-------- Raw records

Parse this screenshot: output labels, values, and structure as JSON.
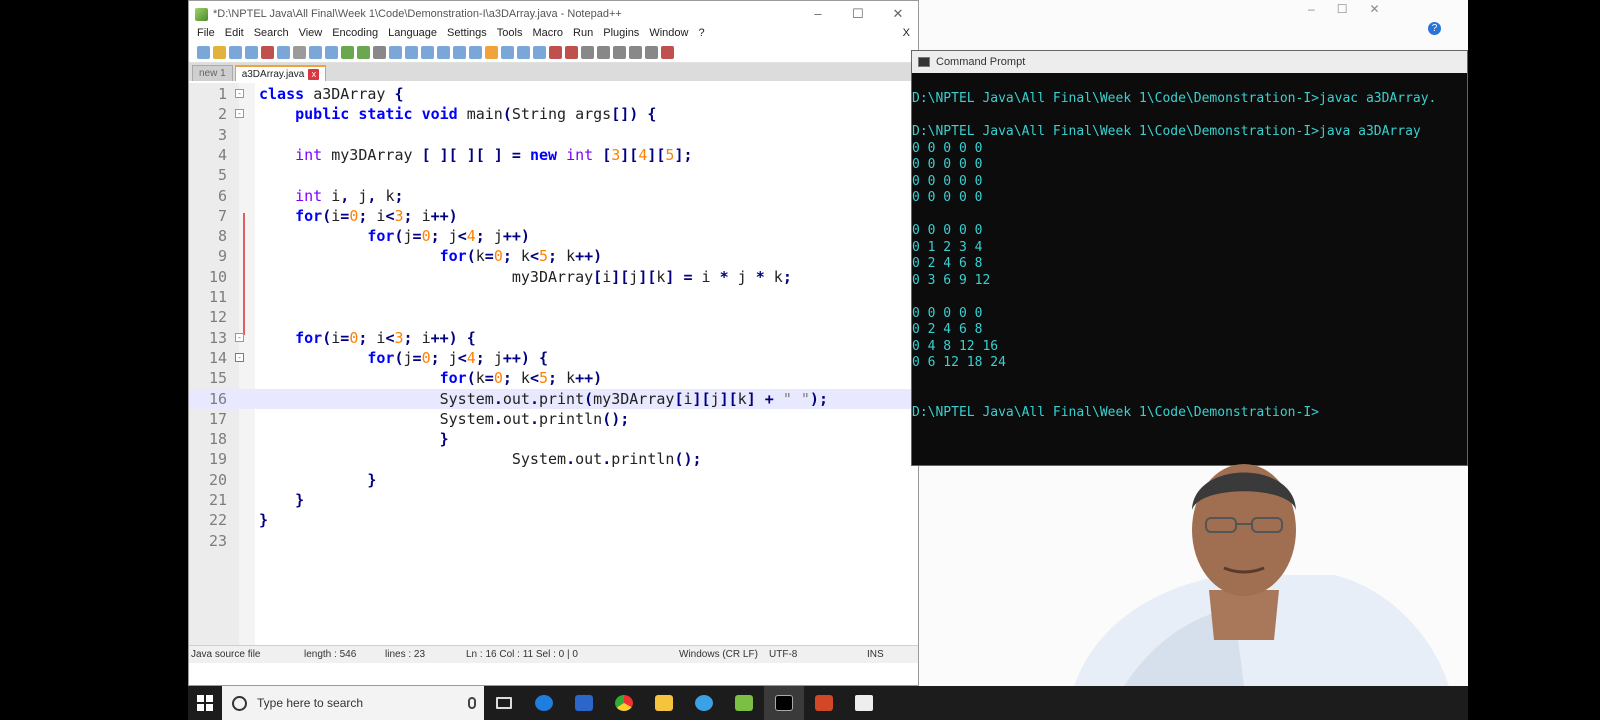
{
  "notepad": {
    "title": "*D:\\NPTEL Java\\All Final\\Week 1\\Code\\Demonstration-I\\a3DArray.java - Notepad++",
    "menu": [
      "File",
      "Edit",
      "Search",
      "View",
      "Encoding",
      "Language",
      "Settings",
      "Tools",
      "Macro",
      "Run",
      "Plugins",
      "Window",
      "?"
    ],
    "menu_close": "X",
    "window_controls": {
      "minimize": "–",
      "maximize": "☐",
      "close": "✕"
    },
    "tabs": [
      {
        "label": "new 1",
        "active": false
      },
      {
        "label": "a3DArray.java",
        "active": true
      }
    ],
    "tab_close": "x",
    "current_line": 16,
    "code": [
      "class a3DArray {",
      "    public static void main(String args[]) {",
      "",
      "    int my3DArray [ ][ ][ ] = new int [3][4][5];",
      "",
      "    int i, j, k;",
      "    for(i=0; i<3; i++)",
      "            for(j=0; j<4; j++)",
      "                    for(k=0; k<5; k++)",
      "                            my3DArray[i][j][k] = i * j * k;",
      "",
      "",
      "    for(i=0; i<3; i++) {",
      "            for(j=0; j<4; j++) {",
      "                    for(k=0; k<5; k++)",
      "                    System.out.print(my3DArray[i][j][k] + \" \");",
      "                    System.out.println();",
      "                    }",
      "                            System.out.println();",
      "            }",
      "    }",
      "}",
      ""
    ],
    "status": {
      "file_type": "Java source file",
      "length": "length : 546",
      "lines": "lines : 23",
      "position": "Ln : 16    Col : 11    Sel : 0 | 0",
      "eol": "Windows (CR LF)",
      "encoding": "UTF-8",
      "mode": "INS"
    }
  },
  "cmd": {
    "title": "Command Prompt",
    "lines": [
      "D:\\NPTEL Java\\All Final\\Week 1\\Code\\Demonstration-I>javac a3DArray.",
      "",
      "D:\\NPTEL Java\\All Final\\Week 1\\Code\\Demonstration-I>java a3DArray",
      "0 0 0 0 0",
      "0 0 0 0 0",
      "0 0 0 0 0",
      "0 0 0 0 0",
      "",
      "0 0 0 0 0",
      "0 1 2 3 4",
      "0 2 4 6 8",
      "0 3 6 9 12",
      "",
      "0 0 0 0 0",
      "0 2 4 6 8",
      "0 4 8 12 16",
      "0 6 12 18 24",
      "",
      "",
      "D:\\NPTEL Java\\All Final\\Week 1\\Code\\Demonstration-I>"
    ]
  },
  "taskbar": {
    "search_placeholder": "Type here to search",
    "apps": [
      "task-view-icon",
      "edge-icon",
      "store-icon",
      "chrome-icon",
      "file-explorer-icon",
      "ie-icon",
      "notepadpp-icon",
      "cmd-icon",
      "powerpoint-icon",
      "feedback-icon"
    ]
  },
  "colors": {
    "keyword": "#0000ff",
    "type": "#8000ff",
    "number": "#ff8000",
    "cmd_text": "#3ad0d0",
    "active_tab": "#f2a23a"
  }
}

----------------

» What you have to do:
Take every line from the data that contains the word "System".

» Task response:
      "                    System.out.print(my3DArray[i][j][k] + \" \");",
      "                    System.out.println();",
      "                            System.out.println();",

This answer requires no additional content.